Leave out the pictures and copy every record exactly.
— begin Material provided —
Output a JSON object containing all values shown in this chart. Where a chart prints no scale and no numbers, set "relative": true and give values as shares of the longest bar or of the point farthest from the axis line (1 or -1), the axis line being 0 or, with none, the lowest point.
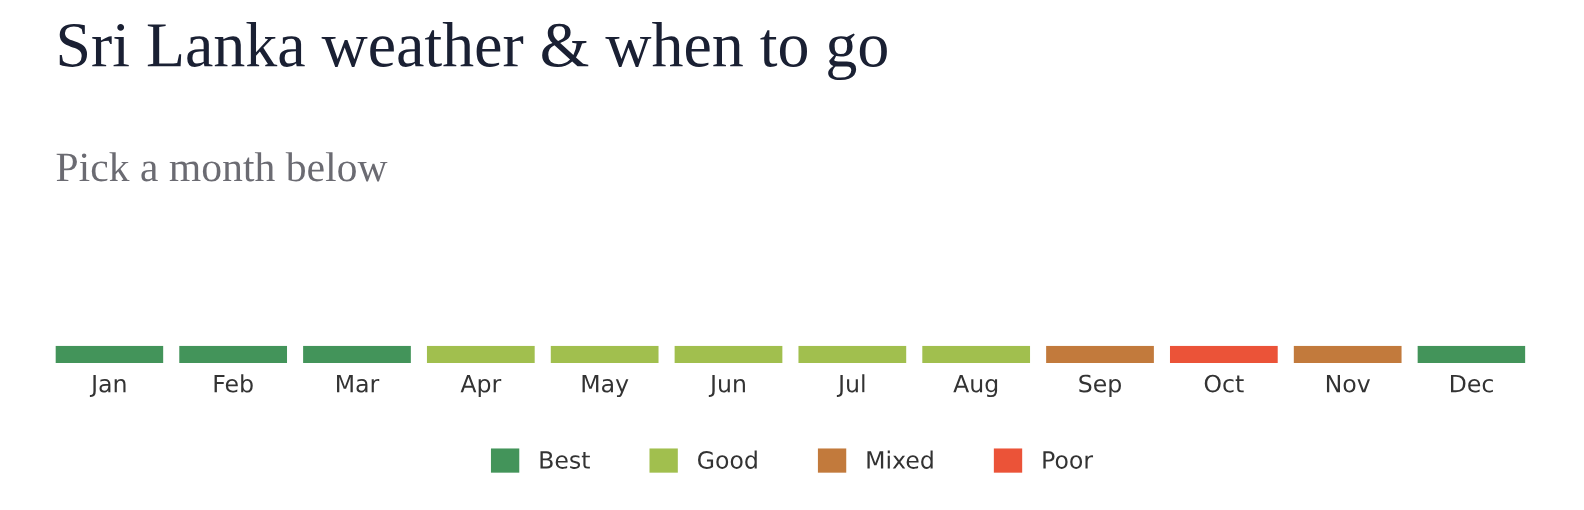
{
  "chart_data": {
    "type": "bar",
    "title": "Sri Lanka weather & when to go",
    "subtitle": "Pick a month below",
    "categories": [
      "Jan",
      "Feb",
      "Mar",
      "Apr",
      "May",
      "Jun",
      "Jul",
      "Aug",
      "Sep",
      "Oct",
      "Nov",
      "Dec"
    ],
    "relative": true,
    "legend": "bottom",
    "grid": false,
    "series": [
      {
        "name": "Best",
        "color": "#43945a",
        "values": [
          1,
          1,
          1,
          null,
          null,
          null,
          null,
          null,
          null,
          null,
          null,
          1
        ]
      },
      {
        "name": "Good",
        "color": "#a1bf4e",
        "values": [
          null,
          null,
          null,
          1,
          1,
          1,
          1,
          1,
          null,
          null,
          null,
          null
        ]
      },
      {
        "name": "Mixed",
        "color": "#c27a3c",
        "values": [
          null,
          null,
          null,
          null,
          null,
          null,
          null,
          null,
          1,
          null,
          1,
          null
        ]
      },
      {
        "name": "Poor",
        "color": "#eb5338",
        "values": [
          null,
          null,
          null,
          null,
          null,
          null,
          null,
          null,
          null,
          1,
          null,
          null
        ]
      }
    ]
  }
}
— end Material provided —
Solution for this problem ▸
Output a JSON object containing all values shown in this chart. Where a chart prints no scale and no numbers, set "relative": true and give values as shares of the longest bar or of the point farthest from the axis line (1 or -1), the axis line being 0 or, with none, the lowest point.
{
  "chart_data": {
    "type": "bar",
    "title": "Sri Lanka weather & when to go",
    "subtitle": "Pick a month below",
    "categories": [
      "Jan",
      "Feb",
      "Mar",
      "Apr",
      "May",
      "Jun",
      "Jul",
      "Aug",
      "Sep",
      "Oct",
      "Nov",
      "Dec"
    ],
    "relative": true,
    "legend": "bottom",
    "grid": false,
    "series": [
      {
        "name": "Best",
        "color": "#43945a",
        "values": [
          1,
          1,
          1,
          null,
          null,
          null,
          null,
          null,
          null,
          null,
          null,
          1
        ]
      },
      {
        "name": "Good",
        "color": "#a1bf4e",
        "values": [
          null,
          null,
          null,
          1,
          1,
          1,
          1,
          1,
          null,
          null,
          null,
          null
        ]
      },
      {
        "name": "Mixed",
        "color": "#c27a3c",
        "values": [
          null,
          null,
          null,
          null,
          null,
          null,
          null,
          null,
          1,
          null,
          1,
          null
        ]
      },
      {
        "name": "Poor",
        "color": "#eb5338",
        "values": [
          null,
          null,
          null,
          null,
          null,
          null,
          null,
          null,
          null,
          1,
          null,
          null
        ]
      }
    ]
  }
}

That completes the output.